_YOUR TASKS_:
1. Please print the hockey referee article from "Most hockey fans" to "of the NHL.".
2. Render this sentence from the hockey referee article in Spanish: "There is not much new about ice officials in amateur play favoring one team over another or purposely missing a call."

_DOCUMENT_:
Alex Burrows Or Referee Auger: Who Will Win?

Warren ShawCorrespondent IIJanuary 14, 2010

Most hockey fans that have ever had children participating in youth hockey are not surprised when they hear about referees letting their personal feelings affect how they call a game. There is not much new about ice officials in amateur play favoring one team over another or purposely missing a call. This is why they are called “amateurs". It is also where the phrase “Hometown Ref” originated.

However, huge problems emerge when such behavior makes its way into the professional ranks of the NHL.

The referee has an important role because, along with other responsibilities, they dictate the pace and the level of play based on calls made during a contest. The referee gains or loses a team’s confidence and respect with every game that he calls.

The furor concerning Vancouver Canuck forward Alex Burrows and Referee Stephane

Auger speaks directly about the problems that manifests when a referee becomes a factor as to whether a team wins or loses.

[Dataset excerpt]
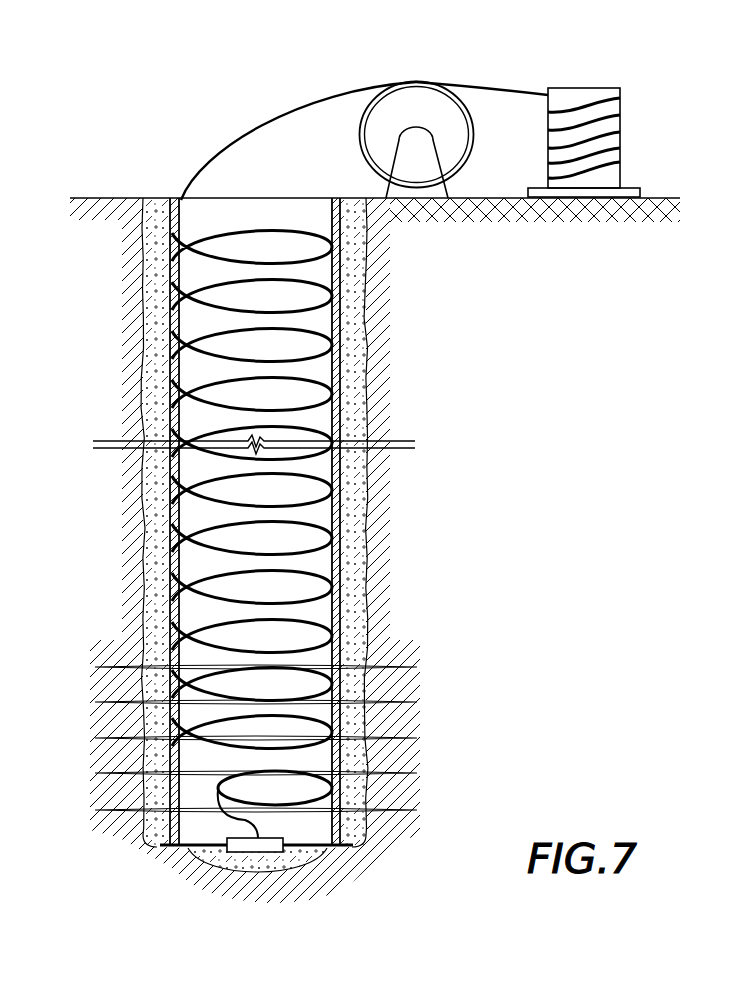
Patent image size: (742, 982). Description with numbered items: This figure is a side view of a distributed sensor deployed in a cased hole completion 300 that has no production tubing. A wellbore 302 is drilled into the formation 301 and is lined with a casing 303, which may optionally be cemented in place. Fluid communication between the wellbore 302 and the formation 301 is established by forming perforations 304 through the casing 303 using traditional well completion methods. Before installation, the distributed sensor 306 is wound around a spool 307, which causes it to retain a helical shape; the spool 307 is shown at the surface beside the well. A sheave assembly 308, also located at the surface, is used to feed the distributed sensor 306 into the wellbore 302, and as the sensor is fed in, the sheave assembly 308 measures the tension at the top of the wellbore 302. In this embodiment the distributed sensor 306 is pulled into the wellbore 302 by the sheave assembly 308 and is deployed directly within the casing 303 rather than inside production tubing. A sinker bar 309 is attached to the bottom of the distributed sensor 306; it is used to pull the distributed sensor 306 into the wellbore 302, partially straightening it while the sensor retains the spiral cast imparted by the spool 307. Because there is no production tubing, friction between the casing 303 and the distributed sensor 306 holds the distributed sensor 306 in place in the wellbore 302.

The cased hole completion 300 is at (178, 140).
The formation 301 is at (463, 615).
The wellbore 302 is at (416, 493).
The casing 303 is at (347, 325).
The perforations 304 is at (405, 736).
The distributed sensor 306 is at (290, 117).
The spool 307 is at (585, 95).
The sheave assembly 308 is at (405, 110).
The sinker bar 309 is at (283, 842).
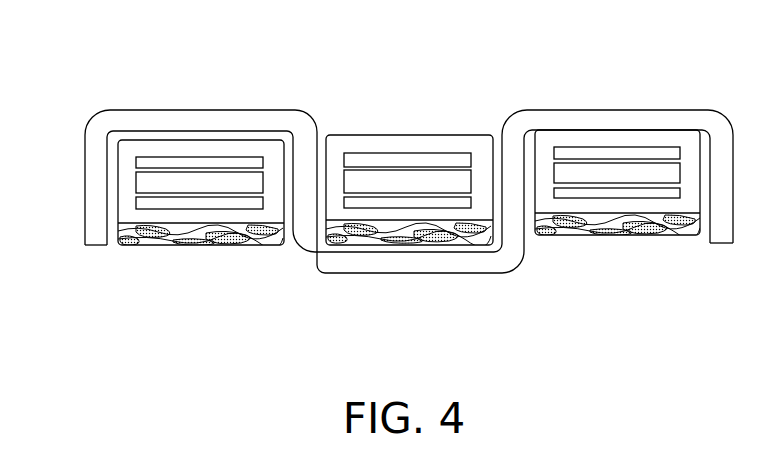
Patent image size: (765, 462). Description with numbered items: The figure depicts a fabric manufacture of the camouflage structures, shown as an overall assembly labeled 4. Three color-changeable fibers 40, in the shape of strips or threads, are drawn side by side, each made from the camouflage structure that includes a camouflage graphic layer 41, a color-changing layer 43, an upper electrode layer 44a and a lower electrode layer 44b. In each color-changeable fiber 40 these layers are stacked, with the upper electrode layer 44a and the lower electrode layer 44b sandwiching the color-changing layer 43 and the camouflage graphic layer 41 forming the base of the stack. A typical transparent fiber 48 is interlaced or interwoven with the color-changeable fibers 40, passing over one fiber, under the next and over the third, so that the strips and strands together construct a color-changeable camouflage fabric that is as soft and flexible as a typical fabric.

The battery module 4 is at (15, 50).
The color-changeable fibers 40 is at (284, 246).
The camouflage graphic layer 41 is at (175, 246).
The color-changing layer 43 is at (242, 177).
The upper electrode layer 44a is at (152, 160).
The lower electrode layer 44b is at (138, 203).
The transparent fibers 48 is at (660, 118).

_ANSWER SET_:
1.
Most hockey fans that have ever had children participating in youth hockey are not surprised when they hear about referees letting their personal feelings affect how they call a game. There is not much new about ice officials in amateur play favoring one team over another or purposely missing a call. This is why they are called “amateurs". It is also where the phrase “Hometown Ref” originated.

However, huge problems emerge when such behavior makes its way into the professional ranks of the NHL.

2. No hay mucho de nuevo en que los oficiales de hielo del juego aficionado favorezcan a un equipo sobre otro o pasen por alto una sanción a propósito.